* BEGIN *

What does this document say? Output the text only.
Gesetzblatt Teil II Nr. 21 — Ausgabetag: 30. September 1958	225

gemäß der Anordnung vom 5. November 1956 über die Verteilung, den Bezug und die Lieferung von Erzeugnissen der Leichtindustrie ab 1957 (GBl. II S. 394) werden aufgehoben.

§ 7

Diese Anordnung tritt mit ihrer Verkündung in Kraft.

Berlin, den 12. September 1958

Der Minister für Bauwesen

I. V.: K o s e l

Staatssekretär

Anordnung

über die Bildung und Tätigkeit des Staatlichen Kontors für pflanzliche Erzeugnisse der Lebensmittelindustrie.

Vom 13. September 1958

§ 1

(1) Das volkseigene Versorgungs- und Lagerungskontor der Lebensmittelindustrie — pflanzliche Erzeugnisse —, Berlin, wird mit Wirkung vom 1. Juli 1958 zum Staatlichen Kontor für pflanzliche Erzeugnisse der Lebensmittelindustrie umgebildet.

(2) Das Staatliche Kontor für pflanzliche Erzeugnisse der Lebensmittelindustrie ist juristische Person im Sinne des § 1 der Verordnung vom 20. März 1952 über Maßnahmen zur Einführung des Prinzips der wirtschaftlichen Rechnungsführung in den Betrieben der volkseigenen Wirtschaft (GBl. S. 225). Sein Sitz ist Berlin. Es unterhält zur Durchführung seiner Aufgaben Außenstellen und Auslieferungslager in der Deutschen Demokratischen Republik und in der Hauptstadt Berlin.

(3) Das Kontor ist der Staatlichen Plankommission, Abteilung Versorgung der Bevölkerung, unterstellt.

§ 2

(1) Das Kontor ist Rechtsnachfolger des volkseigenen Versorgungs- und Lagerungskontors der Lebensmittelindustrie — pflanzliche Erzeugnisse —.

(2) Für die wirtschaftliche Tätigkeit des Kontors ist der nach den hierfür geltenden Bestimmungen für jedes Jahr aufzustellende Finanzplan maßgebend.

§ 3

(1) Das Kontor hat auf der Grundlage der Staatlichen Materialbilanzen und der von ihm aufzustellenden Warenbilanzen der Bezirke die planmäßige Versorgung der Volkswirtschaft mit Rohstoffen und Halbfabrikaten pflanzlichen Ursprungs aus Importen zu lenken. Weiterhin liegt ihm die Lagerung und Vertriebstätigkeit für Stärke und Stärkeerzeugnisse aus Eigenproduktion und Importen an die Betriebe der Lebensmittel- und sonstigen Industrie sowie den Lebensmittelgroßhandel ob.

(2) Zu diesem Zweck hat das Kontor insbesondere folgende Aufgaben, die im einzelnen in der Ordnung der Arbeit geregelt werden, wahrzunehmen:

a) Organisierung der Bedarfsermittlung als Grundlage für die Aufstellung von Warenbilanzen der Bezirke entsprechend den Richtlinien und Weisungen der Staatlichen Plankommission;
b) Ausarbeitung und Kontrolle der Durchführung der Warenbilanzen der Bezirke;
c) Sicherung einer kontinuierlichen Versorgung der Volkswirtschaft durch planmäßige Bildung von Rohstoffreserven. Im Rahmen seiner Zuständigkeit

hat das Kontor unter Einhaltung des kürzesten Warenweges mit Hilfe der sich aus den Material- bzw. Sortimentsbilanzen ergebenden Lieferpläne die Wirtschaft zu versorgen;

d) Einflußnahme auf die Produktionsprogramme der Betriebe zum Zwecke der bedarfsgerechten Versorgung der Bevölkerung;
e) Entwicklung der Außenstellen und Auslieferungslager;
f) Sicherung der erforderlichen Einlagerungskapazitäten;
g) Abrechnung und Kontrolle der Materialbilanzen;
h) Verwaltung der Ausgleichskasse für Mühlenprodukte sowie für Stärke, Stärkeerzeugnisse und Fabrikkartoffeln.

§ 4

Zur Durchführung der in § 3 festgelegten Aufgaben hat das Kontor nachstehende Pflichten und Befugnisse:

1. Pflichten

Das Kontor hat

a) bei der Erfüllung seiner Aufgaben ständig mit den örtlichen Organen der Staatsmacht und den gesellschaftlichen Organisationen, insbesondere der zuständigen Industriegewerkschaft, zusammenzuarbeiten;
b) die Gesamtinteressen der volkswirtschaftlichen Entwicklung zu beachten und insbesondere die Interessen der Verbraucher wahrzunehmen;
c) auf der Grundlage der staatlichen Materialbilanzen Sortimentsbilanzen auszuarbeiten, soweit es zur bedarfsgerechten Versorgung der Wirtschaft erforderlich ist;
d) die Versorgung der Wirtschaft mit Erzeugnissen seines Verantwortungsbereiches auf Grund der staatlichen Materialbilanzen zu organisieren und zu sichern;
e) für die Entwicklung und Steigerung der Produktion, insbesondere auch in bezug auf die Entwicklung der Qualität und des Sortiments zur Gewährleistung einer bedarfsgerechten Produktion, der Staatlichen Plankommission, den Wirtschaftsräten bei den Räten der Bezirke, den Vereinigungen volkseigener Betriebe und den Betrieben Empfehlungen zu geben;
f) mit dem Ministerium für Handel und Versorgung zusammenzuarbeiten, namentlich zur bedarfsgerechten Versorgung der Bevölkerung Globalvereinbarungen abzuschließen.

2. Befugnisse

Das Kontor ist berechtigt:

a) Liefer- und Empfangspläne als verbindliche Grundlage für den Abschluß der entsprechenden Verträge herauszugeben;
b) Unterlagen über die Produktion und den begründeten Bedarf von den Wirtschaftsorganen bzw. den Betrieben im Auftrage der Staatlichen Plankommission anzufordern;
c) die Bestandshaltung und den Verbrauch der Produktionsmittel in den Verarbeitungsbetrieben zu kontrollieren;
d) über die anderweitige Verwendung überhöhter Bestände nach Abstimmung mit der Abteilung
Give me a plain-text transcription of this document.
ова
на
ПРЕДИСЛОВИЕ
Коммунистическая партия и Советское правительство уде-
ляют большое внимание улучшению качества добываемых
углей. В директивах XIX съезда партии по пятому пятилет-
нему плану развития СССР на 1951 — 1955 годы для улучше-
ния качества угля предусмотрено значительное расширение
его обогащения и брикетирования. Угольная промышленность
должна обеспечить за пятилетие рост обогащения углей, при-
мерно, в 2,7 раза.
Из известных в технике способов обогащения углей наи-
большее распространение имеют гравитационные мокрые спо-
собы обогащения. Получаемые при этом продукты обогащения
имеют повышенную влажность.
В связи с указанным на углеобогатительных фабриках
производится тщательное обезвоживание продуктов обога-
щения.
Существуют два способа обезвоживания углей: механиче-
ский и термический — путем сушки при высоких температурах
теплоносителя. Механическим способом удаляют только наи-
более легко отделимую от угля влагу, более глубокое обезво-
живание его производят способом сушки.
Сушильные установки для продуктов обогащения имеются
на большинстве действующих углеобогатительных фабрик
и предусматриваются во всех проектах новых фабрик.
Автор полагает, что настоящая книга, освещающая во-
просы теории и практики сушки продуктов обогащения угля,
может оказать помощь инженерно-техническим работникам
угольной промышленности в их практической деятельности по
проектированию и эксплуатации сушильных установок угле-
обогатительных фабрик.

* END *

> **Direction**
Of all the lines in the listing above, how many contain the word "Bildung"? Answer with the number alone.

> **Right answer**
2